What the task asks: Below are records. Copy every line with "Electric" in it.

☆ ☆ ☆ ☆ ☆

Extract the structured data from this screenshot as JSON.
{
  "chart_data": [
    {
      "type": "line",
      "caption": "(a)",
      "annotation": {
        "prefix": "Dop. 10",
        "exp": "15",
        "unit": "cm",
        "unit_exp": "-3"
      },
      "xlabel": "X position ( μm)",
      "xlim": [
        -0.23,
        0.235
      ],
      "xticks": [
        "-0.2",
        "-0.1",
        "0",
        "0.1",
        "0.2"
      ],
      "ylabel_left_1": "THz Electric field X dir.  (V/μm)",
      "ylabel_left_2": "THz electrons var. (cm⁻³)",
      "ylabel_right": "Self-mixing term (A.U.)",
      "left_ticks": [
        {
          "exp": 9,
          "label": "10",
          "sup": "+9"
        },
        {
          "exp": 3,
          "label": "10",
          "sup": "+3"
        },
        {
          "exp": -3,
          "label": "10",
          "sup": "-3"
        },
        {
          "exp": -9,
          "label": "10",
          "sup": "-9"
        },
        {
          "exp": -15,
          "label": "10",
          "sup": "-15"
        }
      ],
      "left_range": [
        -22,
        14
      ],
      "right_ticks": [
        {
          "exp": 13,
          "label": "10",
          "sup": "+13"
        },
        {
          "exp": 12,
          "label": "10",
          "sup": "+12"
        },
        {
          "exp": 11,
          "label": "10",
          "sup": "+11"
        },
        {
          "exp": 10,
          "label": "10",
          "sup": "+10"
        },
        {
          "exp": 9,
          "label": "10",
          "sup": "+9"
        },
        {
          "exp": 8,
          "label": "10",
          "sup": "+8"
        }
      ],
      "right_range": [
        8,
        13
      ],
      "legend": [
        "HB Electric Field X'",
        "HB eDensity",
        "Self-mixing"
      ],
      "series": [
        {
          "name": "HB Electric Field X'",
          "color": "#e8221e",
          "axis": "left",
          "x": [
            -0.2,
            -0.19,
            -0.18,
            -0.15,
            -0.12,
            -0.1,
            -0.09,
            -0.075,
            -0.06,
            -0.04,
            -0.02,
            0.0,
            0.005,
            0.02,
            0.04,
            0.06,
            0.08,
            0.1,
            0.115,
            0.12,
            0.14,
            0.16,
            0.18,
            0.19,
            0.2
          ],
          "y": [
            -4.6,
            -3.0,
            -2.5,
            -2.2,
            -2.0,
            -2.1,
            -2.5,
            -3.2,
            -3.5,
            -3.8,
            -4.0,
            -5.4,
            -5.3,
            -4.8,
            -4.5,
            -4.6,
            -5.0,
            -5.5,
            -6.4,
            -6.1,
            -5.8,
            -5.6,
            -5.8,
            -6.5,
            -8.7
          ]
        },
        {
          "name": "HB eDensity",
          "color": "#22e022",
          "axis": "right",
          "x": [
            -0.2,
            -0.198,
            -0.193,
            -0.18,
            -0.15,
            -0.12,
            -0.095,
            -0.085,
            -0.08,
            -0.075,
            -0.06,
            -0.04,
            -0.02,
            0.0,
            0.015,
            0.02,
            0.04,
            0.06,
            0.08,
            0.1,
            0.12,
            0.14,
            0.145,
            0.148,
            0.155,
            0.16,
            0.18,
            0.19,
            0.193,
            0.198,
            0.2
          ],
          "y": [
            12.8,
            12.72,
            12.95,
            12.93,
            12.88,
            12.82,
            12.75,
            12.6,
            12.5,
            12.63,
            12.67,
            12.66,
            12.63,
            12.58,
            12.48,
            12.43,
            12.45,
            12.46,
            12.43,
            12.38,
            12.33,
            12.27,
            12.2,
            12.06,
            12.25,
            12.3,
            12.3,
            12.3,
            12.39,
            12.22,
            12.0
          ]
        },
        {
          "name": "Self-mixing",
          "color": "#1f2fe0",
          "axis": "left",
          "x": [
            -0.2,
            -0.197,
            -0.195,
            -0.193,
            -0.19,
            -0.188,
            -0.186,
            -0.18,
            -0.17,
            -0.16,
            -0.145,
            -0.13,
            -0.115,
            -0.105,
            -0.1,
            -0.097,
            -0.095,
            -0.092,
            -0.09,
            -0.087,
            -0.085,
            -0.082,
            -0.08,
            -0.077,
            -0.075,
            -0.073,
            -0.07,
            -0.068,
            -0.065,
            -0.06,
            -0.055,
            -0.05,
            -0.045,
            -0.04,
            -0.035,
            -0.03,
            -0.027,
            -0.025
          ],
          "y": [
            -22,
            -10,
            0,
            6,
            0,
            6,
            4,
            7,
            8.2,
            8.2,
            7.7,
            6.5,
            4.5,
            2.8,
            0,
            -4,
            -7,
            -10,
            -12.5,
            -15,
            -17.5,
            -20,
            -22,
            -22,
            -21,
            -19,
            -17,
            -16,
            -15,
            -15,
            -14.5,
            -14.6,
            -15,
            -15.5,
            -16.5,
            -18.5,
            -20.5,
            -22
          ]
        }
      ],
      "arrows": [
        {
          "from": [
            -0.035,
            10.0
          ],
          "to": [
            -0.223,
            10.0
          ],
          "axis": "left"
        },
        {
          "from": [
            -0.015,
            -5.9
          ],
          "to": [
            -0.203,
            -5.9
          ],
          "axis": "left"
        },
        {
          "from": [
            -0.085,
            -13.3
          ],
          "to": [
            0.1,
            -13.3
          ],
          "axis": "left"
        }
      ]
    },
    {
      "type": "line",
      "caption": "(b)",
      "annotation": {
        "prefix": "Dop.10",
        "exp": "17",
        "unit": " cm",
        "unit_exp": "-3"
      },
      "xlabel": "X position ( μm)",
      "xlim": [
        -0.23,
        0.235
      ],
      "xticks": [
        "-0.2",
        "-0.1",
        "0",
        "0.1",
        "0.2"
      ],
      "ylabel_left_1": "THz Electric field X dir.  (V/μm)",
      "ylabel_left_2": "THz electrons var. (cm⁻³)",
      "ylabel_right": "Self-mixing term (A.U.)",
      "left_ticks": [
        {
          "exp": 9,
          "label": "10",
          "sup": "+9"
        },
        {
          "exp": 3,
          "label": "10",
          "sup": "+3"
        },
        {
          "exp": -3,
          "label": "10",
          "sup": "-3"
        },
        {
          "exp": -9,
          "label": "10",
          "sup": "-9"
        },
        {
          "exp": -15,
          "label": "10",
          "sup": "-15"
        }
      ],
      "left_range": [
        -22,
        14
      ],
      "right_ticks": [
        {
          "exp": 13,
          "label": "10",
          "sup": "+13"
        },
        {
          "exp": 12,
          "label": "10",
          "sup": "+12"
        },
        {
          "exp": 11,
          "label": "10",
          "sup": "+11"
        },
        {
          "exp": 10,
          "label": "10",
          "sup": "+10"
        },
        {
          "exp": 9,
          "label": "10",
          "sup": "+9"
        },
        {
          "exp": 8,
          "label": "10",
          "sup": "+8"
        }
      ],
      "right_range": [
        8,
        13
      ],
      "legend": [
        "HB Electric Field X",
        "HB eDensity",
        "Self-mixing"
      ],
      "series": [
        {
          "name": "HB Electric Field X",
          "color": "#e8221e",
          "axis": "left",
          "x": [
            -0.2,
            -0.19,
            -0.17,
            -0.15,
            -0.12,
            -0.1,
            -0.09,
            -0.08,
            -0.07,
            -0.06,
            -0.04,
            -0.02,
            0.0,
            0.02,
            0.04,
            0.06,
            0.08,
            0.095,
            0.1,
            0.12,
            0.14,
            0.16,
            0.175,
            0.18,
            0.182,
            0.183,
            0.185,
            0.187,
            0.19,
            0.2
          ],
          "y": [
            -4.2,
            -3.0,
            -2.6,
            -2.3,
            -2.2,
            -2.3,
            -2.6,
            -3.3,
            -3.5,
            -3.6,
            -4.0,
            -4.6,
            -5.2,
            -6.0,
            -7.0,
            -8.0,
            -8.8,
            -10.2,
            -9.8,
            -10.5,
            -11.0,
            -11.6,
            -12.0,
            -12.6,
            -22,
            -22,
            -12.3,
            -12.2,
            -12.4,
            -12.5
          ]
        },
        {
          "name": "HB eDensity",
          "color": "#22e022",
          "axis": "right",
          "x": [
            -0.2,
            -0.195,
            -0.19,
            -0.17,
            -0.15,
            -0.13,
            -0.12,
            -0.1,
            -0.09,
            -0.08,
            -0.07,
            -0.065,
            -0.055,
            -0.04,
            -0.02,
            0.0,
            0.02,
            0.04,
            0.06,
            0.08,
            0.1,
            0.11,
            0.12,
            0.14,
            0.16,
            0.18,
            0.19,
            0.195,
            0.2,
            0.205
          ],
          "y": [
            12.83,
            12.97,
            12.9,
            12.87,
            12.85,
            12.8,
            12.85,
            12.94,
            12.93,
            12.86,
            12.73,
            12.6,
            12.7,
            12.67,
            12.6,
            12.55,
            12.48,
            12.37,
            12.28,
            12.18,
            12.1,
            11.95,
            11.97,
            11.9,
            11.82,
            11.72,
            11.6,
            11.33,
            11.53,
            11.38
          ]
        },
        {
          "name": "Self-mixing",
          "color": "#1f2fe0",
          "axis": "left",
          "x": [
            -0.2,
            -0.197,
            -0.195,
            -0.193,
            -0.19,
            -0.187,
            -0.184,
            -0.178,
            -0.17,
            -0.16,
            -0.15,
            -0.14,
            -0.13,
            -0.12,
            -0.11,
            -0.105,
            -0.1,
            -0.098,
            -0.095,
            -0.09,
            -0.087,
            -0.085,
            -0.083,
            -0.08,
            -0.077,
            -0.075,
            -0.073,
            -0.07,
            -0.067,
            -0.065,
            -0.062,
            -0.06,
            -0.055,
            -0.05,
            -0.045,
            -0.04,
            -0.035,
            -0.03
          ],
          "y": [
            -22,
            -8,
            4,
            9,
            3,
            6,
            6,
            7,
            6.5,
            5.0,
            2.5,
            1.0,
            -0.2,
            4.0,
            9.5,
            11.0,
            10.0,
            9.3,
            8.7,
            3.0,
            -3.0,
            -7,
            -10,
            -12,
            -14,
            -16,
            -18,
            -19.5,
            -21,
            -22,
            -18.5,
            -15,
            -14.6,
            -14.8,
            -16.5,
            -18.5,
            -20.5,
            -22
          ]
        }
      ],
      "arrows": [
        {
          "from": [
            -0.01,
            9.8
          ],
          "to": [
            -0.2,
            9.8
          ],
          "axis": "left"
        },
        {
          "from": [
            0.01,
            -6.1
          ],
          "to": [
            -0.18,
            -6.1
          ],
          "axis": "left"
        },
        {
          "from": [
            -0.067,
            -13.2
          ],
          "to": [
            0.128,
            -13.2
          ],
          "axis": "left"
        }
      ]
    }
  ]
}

☆ ☆ ☆ ☆ ☆

Written answer:
      "ylabel_left_1": "THz Electric field X dir.  (V/μm)",
        "HB Electric Field X'",
          "name": "HB Electric Field X'",
      "ylabel_left_1": "THz Electric field X dir.  (V/μm)",
        "HB Electric Field X",
          "name": "HB Electric Field X",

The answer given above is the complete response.